● Data provided:

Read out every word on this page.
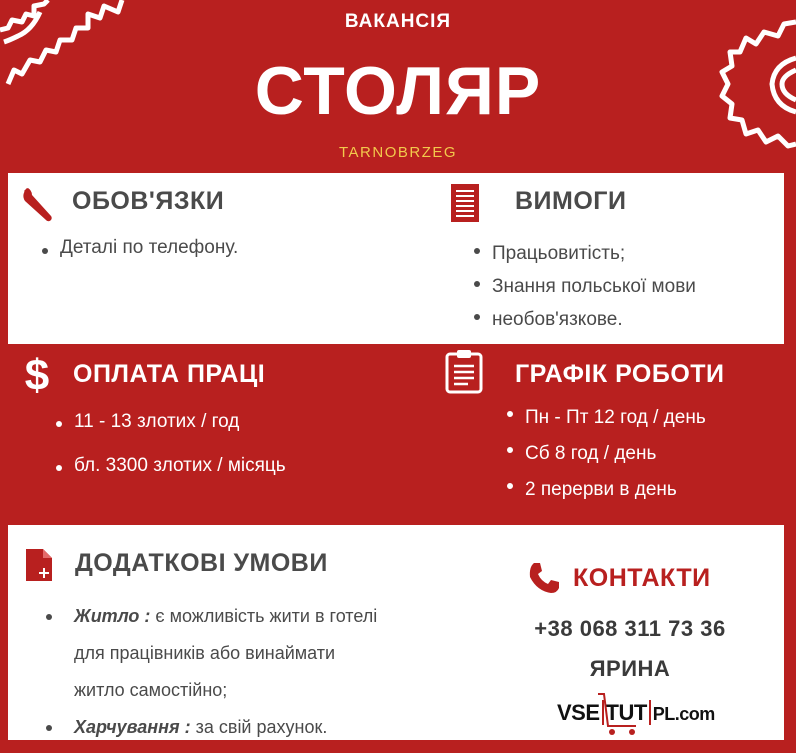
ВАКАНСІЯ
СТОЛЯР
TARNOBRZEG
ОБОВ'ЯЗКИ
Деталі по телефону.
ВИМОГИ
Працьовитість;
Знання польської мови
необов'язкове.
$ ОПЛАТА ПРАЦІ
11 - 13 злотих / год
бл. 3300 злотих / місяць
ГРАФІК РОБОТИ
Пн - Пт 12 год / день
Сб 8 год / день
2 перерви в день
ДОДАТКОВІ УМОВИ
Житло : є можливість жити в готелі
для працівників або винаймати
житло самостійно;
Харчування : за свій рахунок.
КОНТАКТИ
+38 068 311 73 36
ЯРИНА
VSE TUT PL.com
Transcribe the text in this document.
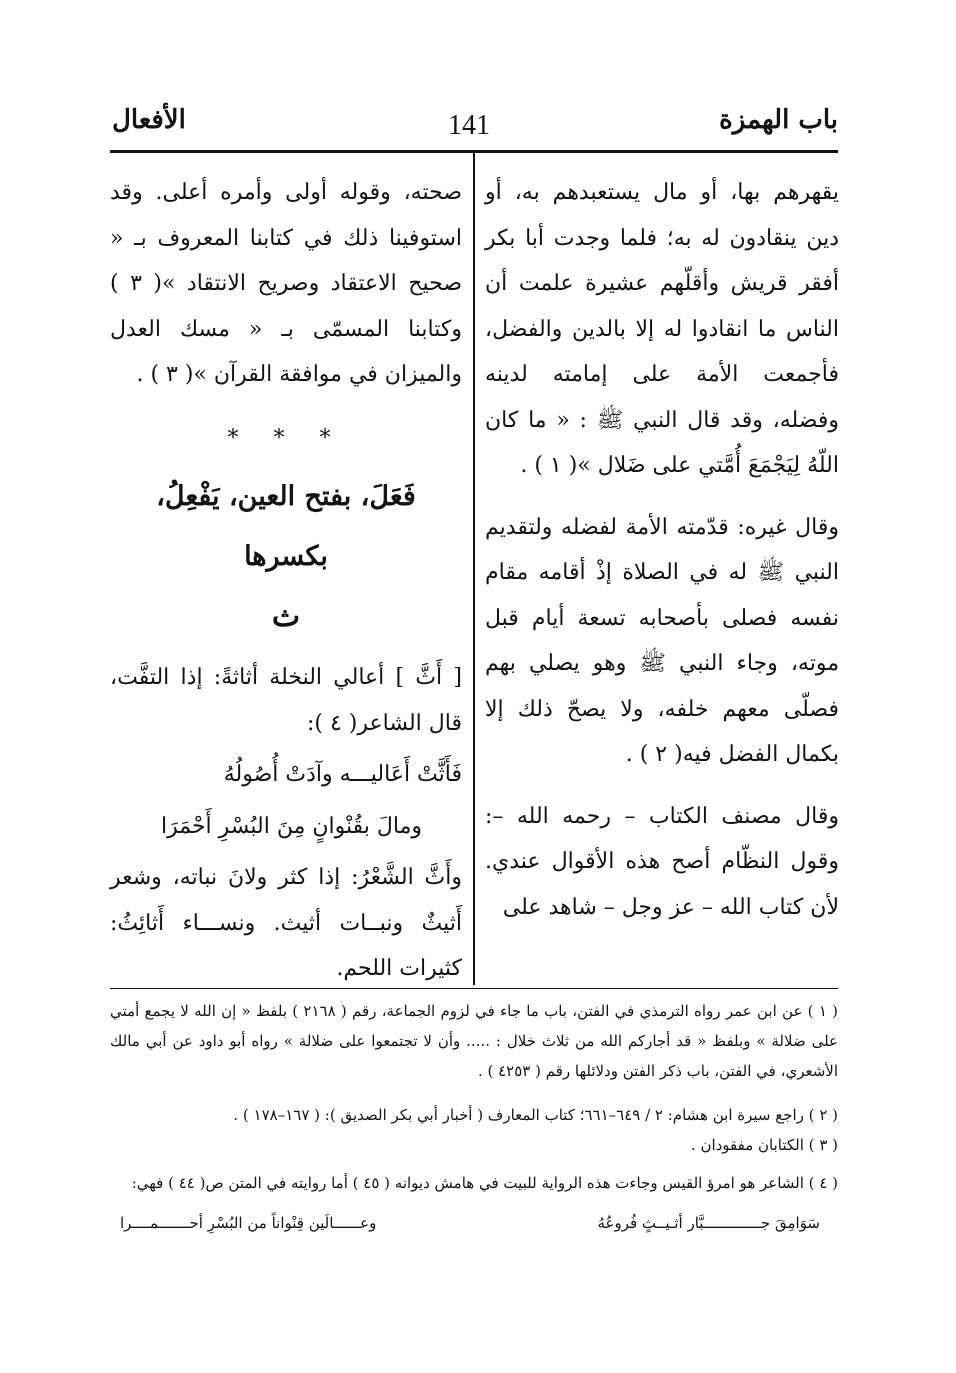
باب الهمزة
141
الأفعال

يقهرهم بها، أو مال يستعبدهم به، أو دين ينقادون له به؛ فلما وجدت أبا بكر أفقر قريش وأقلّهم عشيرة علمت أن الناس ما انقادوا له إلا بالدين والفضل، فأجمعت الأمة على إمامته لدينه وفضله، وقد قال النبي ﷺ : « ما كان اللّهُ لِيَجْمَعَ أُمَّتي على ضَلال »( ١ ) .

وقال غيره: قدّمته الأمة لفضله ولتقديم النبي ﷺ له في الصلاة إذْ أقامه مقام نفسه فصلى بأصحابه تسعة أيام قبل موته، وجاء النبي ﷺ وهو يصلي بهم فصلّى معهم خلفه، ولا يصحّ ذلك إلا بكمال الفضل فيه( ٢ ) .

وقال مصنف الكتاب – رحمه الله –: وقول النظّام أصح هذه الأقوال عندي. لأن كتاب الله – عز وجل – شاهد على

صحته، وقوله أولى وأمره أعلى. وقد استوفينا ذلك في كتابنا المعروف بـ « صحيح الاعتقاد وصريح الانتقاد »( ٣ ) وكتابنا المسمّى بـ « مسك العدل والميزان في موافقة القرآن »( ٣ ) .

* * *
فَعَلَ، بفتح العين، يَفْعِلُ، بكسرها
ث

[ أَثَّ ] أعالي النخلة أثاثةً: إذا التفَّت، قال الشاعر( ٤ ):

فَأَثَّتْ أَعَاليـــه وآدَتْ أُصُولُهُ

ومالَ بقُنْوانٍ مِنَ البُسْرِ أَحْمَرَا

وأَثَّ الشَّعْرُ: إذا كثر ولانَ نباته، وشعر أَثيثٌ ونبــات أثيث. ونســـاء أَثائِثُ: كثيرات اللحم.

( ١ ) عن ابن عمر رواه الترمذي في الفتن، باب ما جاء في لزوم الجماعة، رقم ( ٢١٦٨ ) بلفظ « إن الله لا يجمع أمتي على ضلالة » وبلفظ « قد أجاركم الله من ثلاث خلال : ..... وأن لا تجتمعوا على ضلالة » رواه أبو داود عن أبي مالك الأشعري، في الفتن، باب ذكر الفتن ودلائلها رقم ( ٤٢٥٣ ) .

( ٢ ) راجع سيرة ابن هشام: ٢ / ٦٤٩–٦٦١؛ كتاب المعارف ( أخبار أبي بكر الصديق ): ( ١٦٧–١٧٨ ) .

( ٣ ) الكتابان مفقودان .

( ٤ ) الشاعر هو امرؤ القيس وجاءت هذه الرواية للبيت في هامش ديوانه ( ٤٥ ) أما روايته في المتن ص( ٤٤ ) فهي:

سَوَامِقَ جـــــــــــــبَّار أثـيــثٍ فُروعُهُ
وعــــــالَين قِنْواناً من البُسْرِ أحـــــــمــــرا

==

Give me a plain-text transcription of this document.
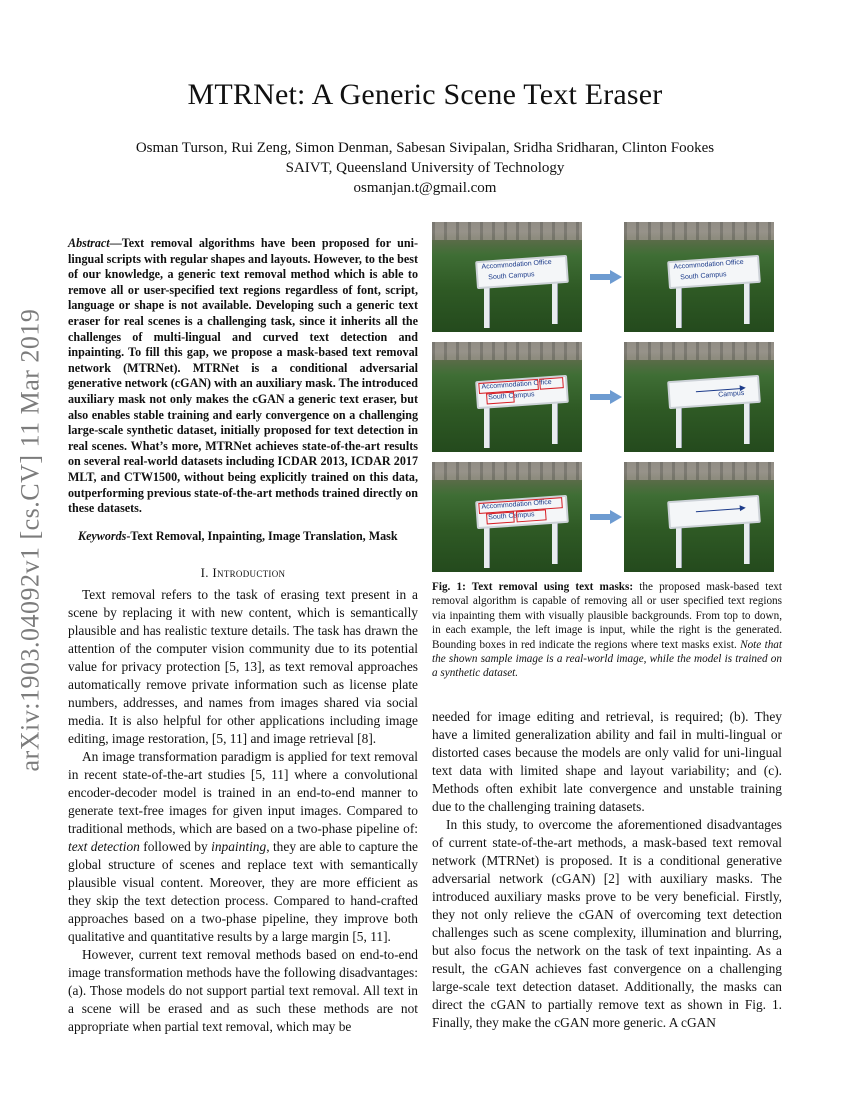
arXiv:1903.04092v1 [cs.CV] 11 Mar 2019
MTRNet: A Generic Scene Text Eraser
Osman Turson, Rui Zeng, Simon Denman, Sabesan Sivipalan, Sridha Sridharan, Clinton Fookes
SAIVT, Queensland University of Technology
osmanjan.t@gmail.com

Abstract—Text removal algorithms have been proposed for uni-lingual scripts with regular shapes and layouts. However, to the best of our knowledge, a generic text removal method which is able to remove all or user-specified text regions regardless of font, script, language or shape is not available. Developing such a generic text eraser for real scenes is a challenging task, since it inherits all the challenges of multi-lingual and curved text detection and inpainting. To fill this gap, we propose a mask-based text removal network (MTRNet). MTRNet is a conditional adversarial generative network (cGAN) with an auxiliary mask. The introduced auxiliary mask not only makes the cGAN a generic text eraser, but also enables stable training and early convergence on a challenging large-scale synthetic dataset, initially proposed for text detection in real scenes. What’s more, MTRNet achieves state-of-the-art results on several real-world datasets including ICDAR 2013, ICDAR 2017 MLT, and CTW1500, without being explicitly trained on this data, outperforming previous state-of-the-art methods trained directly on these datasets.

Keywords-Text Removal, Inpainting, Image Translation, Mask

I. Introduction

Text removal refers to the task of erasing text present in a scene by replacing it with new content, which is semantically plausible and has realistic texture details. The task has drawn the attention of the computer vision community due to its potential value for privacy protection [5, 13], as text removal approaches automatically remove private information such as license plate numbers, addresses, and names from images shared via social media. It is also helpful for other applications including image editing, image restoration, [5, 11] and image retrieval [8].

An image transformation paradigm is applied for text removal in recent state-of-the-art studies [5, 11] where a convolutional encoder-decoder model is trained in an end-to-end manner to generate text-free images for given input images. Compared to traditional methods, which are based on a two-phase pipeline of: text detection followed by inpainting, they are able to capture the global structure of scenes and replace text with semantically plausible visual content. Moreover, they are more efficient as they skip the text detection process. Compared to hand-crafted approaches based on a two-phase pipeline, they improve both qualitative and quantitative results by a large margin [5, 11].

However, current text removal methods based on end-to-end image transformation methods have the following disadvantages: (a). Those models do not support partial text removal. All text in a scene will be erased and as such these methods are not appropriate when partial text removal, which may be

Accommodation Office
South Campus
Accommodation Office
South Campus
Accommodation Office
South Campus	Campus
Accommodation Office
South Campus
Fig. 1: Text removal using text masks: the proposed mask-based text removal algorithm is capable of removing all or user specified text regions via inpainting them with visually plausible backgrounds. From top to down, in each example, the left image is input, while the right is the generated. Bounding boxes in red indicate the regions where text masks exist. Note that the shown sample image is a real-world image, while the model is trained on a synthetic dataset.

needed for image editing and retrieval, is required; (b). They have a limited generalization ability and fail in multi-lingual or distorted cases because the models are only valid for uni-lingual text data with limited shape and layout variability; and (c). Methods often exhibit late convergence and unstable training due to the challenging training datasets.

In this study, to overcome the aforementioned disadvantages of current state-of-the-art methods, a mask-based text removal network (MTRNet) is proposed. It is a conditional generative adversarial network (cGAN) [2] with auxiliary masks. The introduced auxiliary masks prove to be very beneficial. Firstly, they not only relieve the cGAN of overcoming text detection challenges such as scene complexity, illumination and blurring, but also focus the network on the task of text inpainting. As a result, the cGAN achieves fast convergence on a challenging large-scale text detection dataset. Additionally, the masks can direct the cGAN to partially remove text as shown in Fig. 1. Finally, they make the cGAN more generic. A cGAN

* * *

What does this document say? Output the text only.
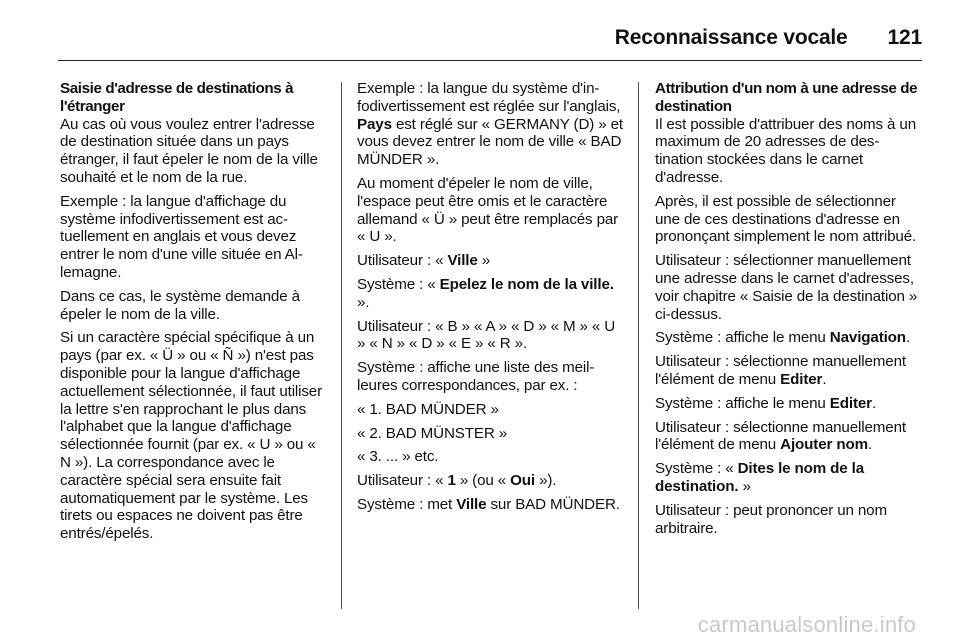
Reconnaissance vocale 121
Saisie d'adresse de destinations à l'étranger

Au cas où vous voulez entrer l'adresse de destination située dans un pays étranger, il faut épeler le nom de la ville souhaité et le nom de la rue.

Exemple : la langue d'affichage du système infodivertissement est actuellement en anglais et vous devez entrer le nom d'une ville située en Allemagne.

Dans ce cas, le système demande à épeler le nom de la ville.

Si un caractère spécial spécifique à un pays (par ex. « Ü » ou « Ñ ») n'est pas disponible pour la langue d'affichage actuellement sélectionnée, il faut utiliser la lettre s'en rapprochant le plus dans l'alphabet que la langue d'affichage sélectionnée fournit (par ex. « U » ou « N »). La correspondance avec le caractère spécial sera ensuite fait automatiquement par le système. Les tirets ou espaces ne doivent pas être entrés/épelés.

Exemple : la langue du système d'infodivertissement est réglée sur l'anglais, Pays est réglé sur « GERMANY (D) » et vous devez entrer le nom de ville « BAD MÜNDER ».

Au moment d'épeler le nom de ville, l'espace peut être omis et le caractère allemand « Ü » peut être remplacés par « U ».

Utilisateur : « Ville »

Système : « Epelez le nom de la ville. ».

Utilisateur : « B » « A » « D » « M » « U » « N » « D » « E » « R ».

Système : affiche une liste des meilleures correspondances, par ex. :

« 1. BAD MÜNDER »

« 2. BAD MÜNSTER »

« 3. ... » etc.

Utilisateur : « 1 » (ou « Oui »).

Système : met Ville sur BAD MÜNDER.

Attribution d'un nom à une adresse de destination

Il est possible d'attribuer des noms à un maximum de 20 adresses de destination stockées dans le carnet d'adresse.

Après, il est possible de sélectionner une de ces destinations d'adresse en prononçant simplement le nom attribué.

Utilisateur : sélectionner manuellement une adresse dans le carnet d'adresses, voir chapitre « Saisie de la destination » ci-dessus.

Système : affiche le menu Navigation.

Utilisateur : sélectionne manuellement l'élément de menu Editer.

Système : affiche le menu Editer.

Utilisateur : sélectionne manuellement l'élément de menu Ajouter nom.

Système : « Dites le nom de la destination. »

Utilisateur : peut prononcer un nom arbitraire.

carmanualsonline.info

● Objective: Return each line of the listing that holds the string "Exemple".

● The solution:
Exemple : la langue d'affichage du système infodivertissement est actuellement en anglais et vous devez entrer le nom d'une ville située en Allemagne.
Exemple : la langue du système d'infodivertissement est réglée sur l'anglais, Pays est réglé sur « GERMANY (D) » et vous devez entrer le nom de ville « BAD MÜNDER ».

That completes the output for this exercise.